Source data
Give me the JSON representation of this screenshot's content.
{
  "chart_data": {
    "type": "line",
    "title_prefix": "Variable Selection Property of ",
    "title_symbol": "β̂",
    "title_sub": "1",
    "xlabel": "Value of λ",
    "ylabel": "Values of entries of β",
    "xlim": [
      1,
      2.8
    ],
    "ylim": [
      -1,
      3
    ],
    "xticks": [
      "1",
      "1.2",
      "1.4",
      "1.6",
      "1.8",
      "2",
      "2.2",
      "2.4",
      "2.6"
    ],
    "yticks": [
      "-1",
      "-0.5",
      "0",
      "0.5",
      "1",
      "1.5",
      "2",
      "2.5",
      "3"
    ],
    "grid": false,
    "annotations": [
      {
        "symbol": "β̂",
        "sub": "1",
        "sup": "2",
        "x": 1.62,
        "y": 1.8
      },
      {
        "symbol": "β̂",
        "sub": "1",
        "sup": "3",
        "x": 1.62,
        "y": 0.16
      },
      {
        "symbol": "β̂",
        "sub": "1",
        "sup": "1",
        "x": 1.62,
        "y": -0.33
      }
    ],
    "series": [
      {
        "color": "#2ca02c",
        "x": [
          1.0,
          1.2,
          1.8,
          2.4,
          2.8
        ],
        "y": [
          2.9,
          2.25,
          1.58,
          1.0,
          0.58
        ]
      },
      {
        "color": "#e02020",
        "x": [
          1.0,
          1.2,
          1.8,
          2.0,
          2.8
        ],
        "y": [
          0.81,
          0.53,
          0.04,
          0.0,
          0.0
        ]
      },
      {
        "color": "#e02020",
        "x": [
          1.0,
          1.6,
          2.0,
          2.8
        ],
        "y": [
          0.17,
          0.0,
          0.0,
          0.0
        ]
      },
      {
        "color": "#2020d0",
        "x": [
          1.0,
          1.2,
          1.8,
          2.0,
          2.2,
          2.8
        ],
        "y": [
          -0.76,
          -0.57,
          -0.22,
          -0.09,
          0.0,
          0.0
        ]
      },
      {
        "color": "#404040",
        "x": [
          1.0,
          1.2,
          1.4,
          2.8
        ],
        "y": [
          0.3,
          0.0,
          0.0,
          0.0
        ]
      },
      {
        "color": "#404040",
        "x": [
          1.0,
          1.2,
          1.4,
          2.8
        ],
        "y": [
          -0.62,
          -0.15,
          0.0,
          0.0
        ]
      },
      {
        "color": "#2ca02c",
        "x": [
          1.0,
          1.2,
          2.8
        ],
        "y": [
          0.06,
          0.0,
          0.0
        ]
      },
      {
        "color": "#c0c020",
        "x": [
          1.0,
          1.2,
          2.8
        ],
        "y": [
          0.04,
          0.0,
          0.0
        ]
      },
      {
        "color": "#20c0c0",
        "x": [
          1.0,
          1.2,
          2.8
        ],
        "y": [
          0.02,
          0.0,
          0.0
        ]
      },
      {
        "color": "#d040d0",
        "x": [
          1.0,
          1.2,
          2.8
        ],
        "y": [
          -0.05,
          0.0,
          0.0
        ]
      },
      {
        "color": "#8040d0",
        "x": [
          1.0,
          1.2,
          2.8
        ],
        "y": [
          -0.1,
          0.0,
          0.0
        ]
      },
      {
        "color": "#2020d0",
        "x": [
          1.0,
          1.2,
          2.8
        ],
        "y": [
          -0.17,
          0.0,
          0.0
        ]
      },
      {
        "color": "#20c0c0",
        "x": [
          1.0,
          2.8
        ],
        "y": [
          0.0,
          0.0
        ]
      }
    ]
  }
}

▶ _TASK OBJECTIVE_
Output all preceding records character for character.

▶ _TASK SOLUTION_
Give me the JSON representation of this screenshot's content.
{
  "chart_data": {
    "type": "line",
    "title_prefix": "Variable Selection Property of ",
    "title_symbol": "β̂",
    "title_sub": "1",
    "xlabel": "Value of λ",
    "ylabel": "Values of entries of β",
    "xlim": [
      1,
      2.8
    ],
    "ylim": [
      -1,
      3
    ],
    "xticks": [
      "1",
      "1.2",
      "1.4",
      "1.6",
      "1.8",
      "2",
      "2.2",
      "2.4",
      "2.6"
    ],
    "yticks": [
      "-1",
      "-0.5",
      "0",
      "0.5",
      "1",
      "1.5",
      "2",
      "2.5",
      "3"
    ],
    "grid": false,
    "annotations": [
      {
        "symbol": "β̂",
        "sub": "1",
        "sup": "2",
        "x": 1.62,
        "y": 1.8
      },
      {
        "symbol": "β̂",
        "sub": "1",
        "sup": "3",
        "x": 1.62,
        "y": 0.16
      },
      {
        "symbol": "β̂",
        "sub": "1",
        "sup": "1",
        "x": 1.62,
        "y": -0.33
      }
    ],
    "series": [
      {
        "color": "#2ca02c",
        "x": [
          1.0,
          1.2,
          1.8,
          2.4,
          2.8
        ],
        "y": [
          2.9,
          2.25,
          1.58,
          1.0,
          0.58
        ]
      },
      {
        "color": "#e02020",
        "x": [
          1.0,
          1.2,
          1.8,
          2.0,
          2.8
        ],
        "y": [
          0.81,
          0.53,
          0.04,
          0.0,
          0.0
        ]
      },
      {
        "color": "#e02020",
        "x": [
          1.0,
          1.6,
          2.0,
          2.8
        ],
        "y": [
          0.17,
          0.0,
          0.0,
          0.0
        ]
      },
      {
        "color": "#2020d0",
        "x": [
          1.0,
          1.2,
          1.8,
          2.0,
          2.2,
          2.8
        ],
        "y": [
          -0.76,
          -0.57,
          -0.22,
          -0.09,
          0.0,
          0.0
        ]
      },
      {
        "color": "#404040",
        "x": [
          1.0,
          1.2,
          1.4,
          2.8
        ],
        "y": [
          0.3,
          0.0,
          0.0,
          0.0
        ]
      },
      {
        "color": "#404040",
        "x": [
          1.0,
          1.2,
          1.4,
          2.8
        ],
        "y": [
          -0.62,
          -0.15,
          0.0,
          0.0
        ]
      },
      {
        "color": "#2ca02c",
        "x": [
          1.0,
          1.2,
          2.8
        ],
        "y": [
          0.06,
          0.0,
          0.0
        ]
      },
      {
        "color": "#c0c020",
        "x": [
          1.0,
          1.2,
          2.8
        ],
        "y": [
          0.04,
          0.0,
          0.0
        ]
      },
      {
        "color": "#20c0c0",
        "x": [
          1.0,
          1.2,
          2.8
        ],
        "y": [
          0.02,
          0.0,
          0.0
        ]
      },
      {
        "color": "#d040d0",
        "x": [
          1.0,
          1.2,
          2.8
        ],
        "y": [
          -0.05,
          0.0,
          0.0
        ]
      },
      {
        "color": "#8040d0",
        "x": [
          1.0,
          1.2,
          2.8
        ],
        "y": [
          -0.1,
          0.0,
          0.0
        ]
      },
      {
        "color": "#2020d0",
        "x": [
          1.0,
          1.2,
          2.8
        ],
        "y": [
          -0.17,
          0.0,
          0.0
        ]
      },
      {
        "color": "#20c0c0",
        "x": [
          1.0,
          2.8
        ],
        "y": [
          0.0,
          0.0
        ]
      }
    ]
  }
}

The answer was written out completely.